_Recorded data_
◇ ◇ ◇ ◇

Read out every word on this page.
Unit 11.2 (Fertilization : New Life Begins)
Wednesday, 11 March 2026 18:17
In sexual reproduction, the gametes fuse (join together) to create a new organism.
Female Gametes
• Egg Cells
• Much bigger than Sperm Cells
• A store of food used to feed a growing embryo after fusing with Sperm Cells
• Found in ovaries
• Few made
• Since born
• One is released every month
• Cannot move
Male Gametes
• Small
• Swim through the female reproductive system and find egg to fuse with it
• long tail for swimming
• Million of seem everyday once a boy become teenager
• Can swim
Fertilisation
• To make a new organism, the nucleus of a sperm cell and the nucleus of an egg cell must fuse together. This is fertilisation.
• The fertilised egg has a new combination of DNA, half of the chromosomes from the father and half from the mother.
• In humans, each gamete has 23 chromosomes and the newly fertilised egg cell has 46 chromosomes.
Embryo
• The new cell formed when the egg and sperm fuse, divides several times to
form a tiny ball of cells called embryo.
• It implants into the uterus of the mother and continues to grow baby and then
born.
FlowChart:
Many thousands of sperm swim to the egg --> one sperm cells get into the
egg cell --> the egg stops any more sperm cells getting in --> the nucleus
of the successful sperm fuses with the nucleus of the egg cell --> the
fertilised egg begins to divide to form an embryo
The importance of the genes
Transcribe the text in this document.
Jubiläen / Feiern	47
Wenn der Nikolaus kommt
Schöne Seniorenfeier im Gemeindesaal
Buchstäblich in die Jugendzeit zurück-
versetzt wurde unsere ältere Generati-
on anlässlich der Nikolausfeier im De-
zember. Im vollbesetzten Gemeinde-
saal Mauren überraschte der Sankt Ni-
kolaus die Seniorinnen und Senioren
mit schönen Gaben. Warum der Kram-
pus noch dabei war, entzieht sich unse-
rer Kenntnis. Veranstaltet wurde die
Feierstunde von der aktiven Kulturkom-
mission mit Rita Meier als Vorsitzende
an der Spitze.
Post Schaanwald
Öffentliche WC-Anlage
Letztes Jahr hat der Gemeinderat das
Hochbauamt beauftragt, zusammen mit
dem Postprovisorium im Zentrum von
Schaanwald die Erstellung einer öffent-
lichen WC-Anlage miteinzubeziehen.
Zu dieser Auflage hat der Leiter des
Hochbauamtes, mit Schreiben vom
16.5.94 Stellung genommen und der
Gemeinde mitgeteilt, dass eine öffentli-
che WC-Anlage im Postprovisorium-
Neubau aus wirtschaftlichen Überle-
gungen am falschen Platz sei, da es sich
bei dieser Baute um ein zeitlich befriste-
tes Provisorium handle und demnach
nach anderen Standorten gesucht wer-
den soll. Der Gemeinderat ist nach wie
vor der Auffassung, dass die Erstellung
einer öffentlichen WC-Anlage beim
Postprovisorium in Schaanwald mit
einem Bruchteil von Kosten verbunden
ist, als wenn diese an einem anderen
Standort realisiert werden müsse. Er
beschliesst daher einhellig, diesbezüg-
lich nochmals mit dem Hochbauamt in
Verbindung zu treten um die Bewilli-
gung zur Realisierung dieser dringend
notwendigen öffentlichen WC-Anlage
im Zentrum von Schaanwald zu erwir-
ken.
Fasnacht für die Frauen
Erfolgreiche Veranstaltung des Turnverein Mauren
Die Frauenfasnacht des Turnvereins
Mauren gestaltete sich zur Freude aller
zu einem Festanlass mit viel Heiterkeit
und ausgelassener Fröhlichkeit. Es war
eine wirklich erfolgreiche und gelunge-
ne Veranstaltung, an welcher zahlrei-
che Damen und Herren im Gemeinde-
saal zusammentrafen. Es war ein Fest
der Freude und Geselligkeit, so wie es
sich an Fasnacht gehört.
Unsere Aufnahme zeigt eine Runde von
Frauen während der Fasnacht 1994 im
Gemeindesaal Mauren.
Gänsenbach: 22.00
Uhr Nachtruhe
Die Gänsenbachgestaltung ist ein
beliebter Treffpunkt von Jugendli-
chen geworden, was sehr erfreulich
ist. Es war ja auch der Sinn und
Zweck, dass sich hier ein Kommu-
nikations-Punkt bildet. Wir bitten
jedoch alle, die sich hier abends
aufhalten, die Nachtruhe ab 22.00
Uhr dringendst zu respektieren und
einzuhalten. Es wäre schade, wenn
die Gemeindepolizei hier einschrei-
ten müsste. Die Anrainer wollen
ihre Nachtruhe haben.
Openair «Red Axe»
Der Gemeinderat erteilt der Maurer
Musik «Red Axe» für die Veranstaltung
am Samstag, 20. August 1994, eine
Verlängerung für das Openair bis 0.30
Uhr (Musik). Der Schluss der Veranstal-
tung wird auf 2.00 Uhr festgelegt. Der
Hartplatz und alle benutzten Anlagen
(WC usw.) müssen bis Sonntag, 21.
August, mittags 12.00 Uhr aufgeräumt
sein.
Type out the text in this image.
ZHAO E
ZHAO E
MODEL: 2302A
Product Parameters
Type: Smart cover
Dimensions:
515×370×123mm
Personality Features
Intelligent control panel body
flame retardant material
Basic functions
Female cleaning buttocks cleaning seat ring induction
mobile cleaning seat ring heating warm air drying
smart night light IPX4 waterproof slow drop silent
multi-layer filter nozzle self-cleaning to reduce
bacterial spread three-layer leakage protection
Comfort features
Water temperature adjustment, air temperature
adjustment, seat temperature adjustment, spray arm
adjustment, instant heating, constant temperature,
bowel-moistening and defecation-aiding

◇ ◇ ◇ ◇

_AIM OF THE TASK_
Type the records again in full, matching them exactly.

_THE ANSWER_
Read out every word on this page.
Unit 11.2 (Fertilization : New Life Begins)
Wednesday, 11 March 2026 18:17
In sexual reproduction, the gametes fuse (join together) to create a new organism.
Female Gametes
• Egg Cells
• Much bigger than Sperm Cells
• A store of food used to feed a growing embryo after fusing with Sperm Cells
• Found in ovaries
• Few made
• Since born
• One is released every month
• Cannot move
Male Gametes
• Small
• Swim through the female reproductive system and find egg to fuse with it
• long tail for swimming
• Million of seem everyday once a boy become teenager
• Can swim
Fertilisation
• To make a new organism, the nucleus of a sperm cell and the nucleus of an egg cell must fuse together. This is fertilisation.
• The fertilised egg has a new combination of DNA, half of the chromosomes from the father and half from the mother.
• In humans, each gamete has 23 chromosomes and the newly fertilised egg cell has 46 chromosomes.
Embryo
• The new cell formed when the egg and sperm fuse, divides several times to
form a tiny ball of cells called embryo.
• It implants into the uterus of the mother and continues to grow baby and then
born.
FlowChart:
Many thousands of sperm swim to the egg --> one sperm cells get into the
egg cell --> the egg stops any more sperm cells getting in --> the nucleus
of the successful sperm fuses with the nucleus of the egg cell --> the
fertilised egg begins to divide to form an embryo
The importance of the genes
Transcribe the text in this document.
Jubiläen / Feiern	47
Wenn der Nikolaus kommt
Schöne Seniorenfeier im Gemeindesaal
Buchstäblich in die Jugendzeit zurück-
versetzt wurde unsere ältere Generati-
on anlässlich der Nikolausfeier im De-
zember. Im vollbesetzten Gemeinde-
saal Mauren überraschte der Sankt Ni-
kolaus die Seniorinnen und Senioren
mit schönen Gaben. Warum der Kram-
pus noch dabei war, entzieht sich unse-
rer Kenntnis. Veranstaltet wurde die
Feierstunde von der aktiven Kulturkom-
mission mit Rita Meier als Vorsitzende
an der Spitze.
Post Schaanwald
Öffentliche WC-Anlage
Letztes Jahr hat der Gemeinderat das
Hochbauamt beauftragt, zusammen mit
dem Postprovisorium im Zentrum von
Schaanwald die Erstellung einer öffent-
lichen WC-Anlage miteinzubeziehen.
Zu dieser Auflage hat der Leiter des
Hochbauamtes, mit Schreiben vom
16.5.94 Stellung genommen und der
Gemeinde mitgeteilt, dass eine öffentli-
che WC-Anlage im Postprovisorium-
Neubau aus wirtschaftlichen Überle-
gungen am falschen Platz sei, da es sich
bei dieser Baute um ein zeitlich befriste-
tes Provisorium handle und demnach
nach anderen Standorten gesucht wer-
den soll. Der Gemeinderat ist nach wie
vor der Auffassung, dass die Erstellung
einer öffentlichen WC-Anlage beim
Postprovisorium in Schaanwald mit
einem Bruchteil von Kosten verbunden
ist, als wenn diese an einem anderen
Standort realisiert werden müsse. Er
beschliesst daher einhellig, diesbezüg-
lich nochmals mit dem Hochbauamt in
Verbindung zu treten um die Bewilli-
gung zur Realisierung dieser dringend
notwendigen öffentlichen WC-Anlage
im Zentrum von Schaanwald zu erwir-
ken.
Fasnacht für die Frauen
Erfolgreiche Veranstaltung des Turnverein Mauren
Die Frauenfasnacht des Turnvereins
Mauren gestaltete sich zur Freude aller
zu einem Festanlass mit viel Heiterkeit
und ausgelassener Fröhlichkeit. Es war
eine wirklich erfolgreiche und gelunge-
ne Veranstaltung, an welcher zahlrei-
che Damen und Herren im Gemeinde-
saal zusammentrafen. Es war ein Fest
der Freude und Geselligkeit, so wie es
sich an Fasnacht gehört.
Unsere Aufnahme zeigt eine Runde von
Frauen während der Fasnacht 1994 im
Gemeindesaal Mauren.
Gänsenbach: 22.00
Uhr Nachtruhe
Die Gänsenbachgestaltung ist ein
beliebter Treffpunkt von Jugendli-
chen geworden, was sehr erfreulich
ist. Es war ja auch der Sinn und
Zweck, dass sich hier ein Kommu-
nikations-Punkt bildet. Wir bitten
jedoch alle, die sich hier abends
aufhalten, die Nachtruhe ab 22.00
Uhr dringendst zu respektieren und
einzuhalten. Es wäre schade, wenn
die Gemeindepolizei hier einschrei-
ten müsste. Die Anrainer wollen
ihre Nachtruhe haben.
Openair «Red Axe»
Der Gemeinderat erteilt der Maurer
Musik «Red Axe» für die Veranstaltung
am Samstag, 20. August 1994, eine
Verlängerung für das Openair bis 0.30
Uhr (Musik). Der Schluss der Veranstal-
tung wird auf 2.00 Uhr festgelegt. Der
Hartplatz und alle benutzten Anlagen
(WC usw.) müssen bis Sonntag, 21.
August, mittags 12.00 Uhr aufgeräumt
sein.
Type out the text in this image.
ZHAO E
ZHAO E
MODEL: 2302A
Product Parameters
Type: Smart cover
Dimensions:
515×370×123mm
Personality Features
Intelligent control panel body
flame retardant material
Basic functions
Female cleaning buttocks cleaning seat ring induction
mobile cleaning seat ring heating warm air drying
smart night light IPX4 waterproof slow drop silent
multi-layer filter nozzle self-cleaning to reduce
bacterial spread three-layer leakage protection
Comfort features
Water temperature adjustment, air temperature
adjustment, seat temperature adjustment, spray arm
adjustment, instant heating, constant temperature,
bowel-moistening and defecation-aiding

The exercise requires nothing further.